■ **What you will do**:
For this exercise, copy out each line of the material below that includes "screenshot".

(Recorded data)
**********

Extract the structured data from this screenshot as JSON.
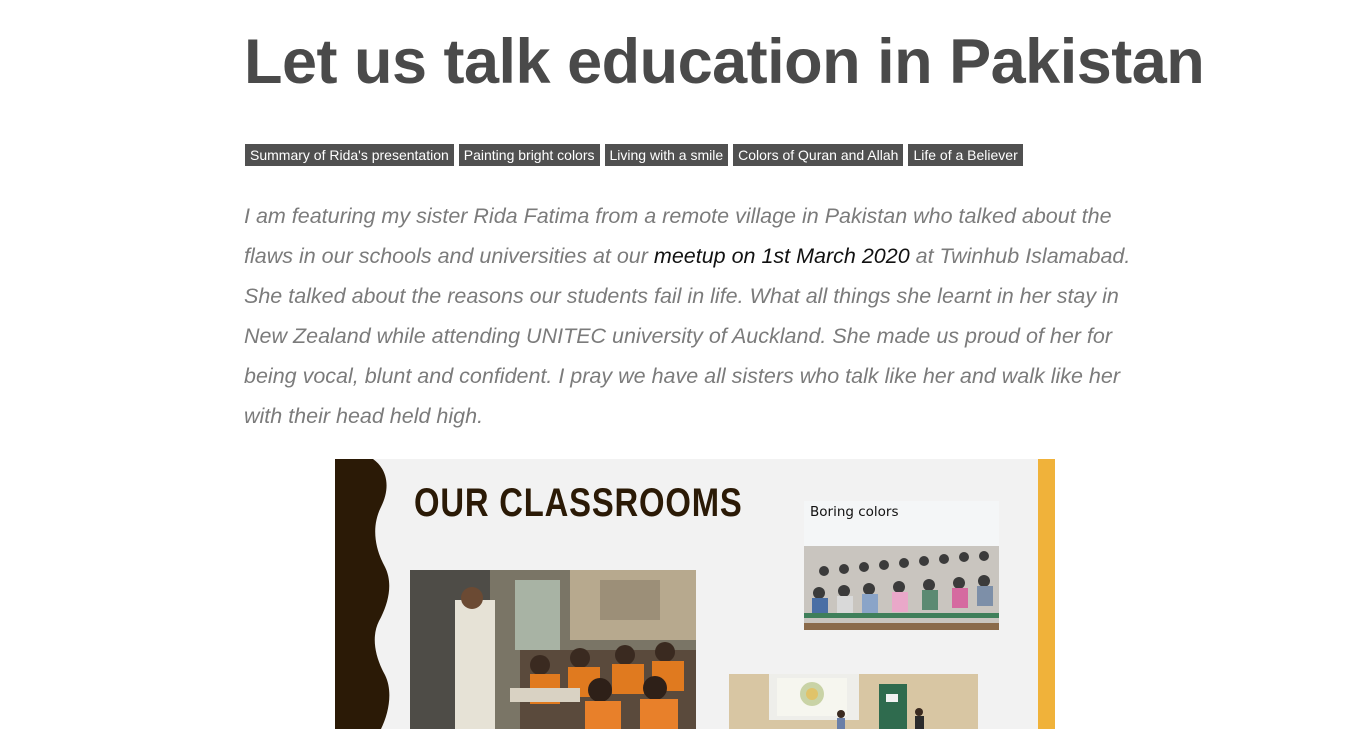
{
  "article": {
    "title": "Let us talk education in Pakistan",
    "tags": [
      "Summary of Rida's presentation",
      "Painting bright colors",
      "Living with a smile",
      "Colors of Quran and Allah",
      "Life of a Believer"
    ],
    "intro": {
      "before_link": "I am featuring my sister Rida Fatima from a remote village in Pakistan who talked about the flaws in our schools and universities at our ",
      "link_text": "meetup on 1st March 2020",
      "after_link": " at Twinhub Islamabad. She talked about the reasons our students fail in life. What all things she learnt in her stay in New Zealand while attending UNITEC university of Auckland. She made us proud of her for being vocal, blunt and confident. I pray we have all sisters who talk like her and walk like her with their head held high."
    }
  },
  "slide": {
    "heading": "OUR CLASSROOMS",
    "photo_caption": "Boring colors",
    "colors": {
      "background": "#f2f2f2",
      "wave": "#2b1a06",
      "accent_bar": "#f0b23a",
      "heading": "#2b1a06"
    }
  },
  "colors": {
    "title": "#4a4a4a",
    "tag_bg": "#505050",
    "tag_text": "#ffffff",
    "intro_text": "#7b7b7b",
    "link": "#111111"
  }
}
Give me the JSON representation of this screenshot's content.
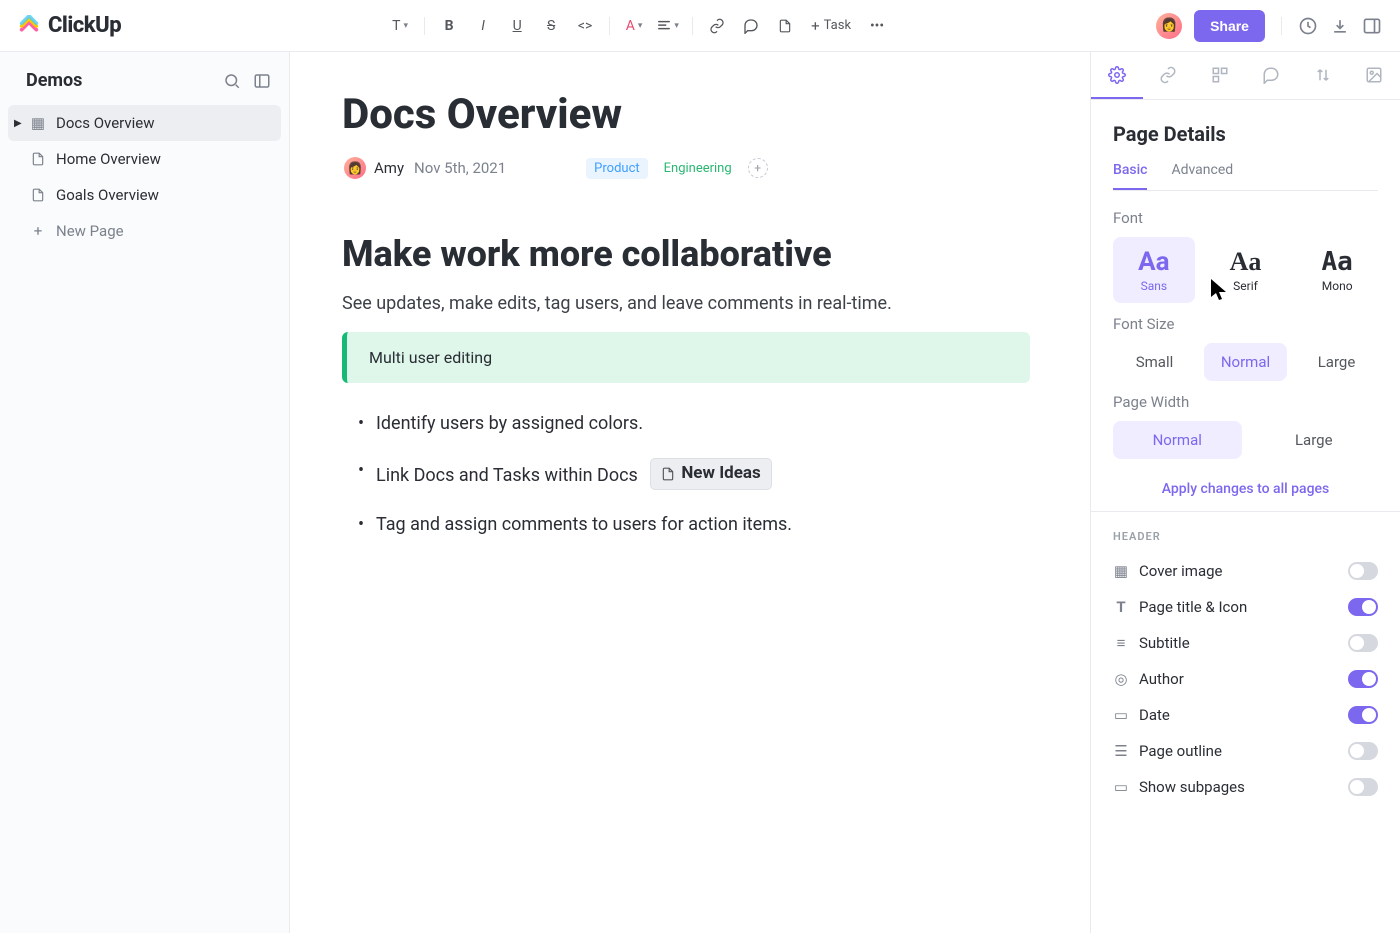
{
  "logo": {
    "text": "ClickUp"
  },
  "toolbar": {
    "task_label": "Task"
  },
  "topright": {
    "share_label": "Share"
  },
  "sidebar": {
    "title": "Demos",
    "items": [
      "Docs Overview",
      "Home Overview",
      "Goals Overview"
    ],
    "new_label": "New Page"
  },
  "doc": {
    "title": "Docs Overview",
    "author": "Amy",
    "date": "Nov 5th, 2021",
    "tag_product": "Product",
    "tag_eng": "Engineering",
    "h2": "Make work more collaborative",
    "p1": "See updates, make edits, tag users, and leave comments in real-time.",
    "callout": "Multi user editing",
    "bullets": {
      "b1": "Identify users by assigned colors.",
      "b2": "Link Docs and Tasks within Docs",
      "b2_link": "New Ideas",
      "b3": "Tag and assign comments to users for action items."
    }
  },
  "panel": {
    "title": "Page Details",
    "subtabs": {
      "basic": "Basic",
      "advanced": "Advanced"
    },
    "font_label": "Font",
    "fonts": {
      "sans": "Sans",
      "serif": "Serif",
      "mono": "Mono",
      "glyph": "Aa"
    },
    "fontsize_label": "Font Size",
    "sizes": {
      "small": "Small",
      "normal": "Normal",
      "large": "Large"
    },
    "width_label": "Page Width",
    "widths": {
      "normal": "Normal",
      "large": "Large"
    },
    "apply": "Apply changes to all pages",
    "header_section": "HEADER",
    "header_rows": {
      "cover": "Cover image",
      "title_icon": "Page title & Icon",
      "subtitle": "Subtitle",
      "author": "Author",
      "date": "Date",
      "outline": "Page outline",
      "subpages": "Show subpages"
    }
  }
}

**********

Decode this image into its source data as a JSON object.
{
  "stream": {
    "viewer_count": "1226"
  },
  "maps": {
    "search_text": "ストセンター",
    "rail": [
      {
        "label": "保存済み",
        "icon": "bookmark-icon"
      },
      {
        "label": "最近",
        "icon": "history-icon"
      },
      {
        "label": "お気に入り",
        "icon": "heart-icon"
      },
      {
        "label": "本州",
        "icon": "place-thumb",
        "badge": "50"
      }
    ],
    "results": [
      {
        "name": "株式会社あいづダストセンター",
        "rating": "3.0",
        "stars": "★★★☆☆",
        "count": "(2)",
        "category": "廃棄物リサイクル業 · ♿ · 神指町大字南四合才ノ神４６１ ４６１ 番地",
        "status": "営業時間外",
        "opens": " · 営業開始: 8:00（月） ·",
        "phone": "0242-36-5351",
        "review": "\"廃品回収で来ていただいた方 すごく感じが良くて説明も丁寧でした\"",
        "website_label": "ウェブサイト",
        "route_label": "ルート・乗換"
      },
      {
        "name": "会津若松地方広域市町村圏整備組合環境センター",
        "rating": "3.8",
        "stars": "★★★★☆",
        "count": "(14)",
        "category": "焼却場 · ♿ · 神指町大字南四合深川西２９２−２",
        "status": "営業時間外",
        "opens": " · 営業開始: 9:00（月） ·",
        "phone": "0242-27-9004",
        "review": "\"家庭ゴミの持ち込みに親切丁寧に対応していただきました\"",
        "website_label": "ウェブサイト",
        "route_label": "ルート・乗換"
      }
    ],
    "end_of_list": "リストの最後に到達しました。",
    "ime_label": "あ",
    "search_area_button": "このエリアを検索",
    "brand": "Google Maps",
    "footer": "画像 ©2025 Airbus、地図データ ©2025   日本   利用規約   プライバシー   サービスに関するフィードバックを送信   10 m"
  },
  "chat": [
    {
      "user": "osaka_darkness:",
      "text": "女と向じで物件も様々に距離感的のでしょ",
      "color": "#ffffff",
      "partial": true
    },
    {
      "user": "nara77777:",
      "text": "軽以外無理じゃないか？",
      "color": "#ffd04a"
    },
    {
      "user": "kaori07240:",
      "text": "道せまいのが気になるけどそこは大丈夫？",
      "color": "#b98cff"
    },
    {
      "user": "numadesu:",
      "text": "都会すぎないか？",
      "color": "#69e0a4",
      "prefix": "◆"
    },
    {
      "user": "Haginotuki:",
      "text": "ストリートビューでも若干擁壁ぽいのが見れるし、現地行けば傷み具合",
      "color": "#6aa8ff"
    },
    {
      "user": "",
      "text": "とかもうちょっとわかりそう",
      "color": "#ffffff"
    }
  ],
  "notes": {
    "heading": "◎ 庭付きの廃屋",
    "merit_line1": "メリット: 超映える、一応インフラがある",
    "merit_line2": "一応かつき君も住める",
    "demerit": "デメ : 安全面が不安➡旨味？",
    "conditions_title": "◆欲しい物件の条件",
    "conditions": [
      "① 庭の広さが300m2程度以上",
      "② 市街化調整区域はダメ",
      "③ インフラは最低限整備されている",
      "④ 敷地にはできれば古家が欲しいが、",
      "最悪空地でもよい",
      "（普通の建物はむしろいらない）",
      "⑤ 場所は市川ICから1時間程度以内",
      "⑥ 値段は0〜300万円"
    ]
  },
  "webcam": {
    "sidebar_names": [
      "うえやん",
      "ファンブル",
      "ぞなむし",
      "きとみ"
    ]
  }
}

**********

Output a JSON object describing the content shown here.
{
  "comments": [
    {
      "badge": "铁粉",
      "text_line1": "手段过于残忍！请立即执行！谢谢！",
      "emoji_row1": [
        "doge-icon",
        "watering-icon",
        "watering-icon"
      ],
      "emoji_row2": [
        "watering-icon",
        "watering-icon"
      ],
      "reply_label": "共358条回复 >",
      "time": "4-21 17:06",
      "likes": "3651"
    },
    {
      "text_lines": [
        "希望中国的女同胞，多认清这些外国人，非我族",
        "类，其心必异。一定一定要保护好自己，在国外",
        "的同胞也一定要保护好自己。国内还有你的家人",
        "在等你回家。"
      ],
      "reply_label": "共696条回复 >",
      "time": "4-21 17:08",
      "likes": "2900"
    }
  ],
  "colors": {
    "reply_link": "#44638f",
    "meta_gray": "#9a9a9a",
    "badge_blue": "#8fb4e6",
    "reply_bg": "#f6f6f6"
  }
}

**********

■ **Result of the exercise**:
Extract the structured data from this screenshot as JSON.
Give me the JSON representation of this screenshot's content.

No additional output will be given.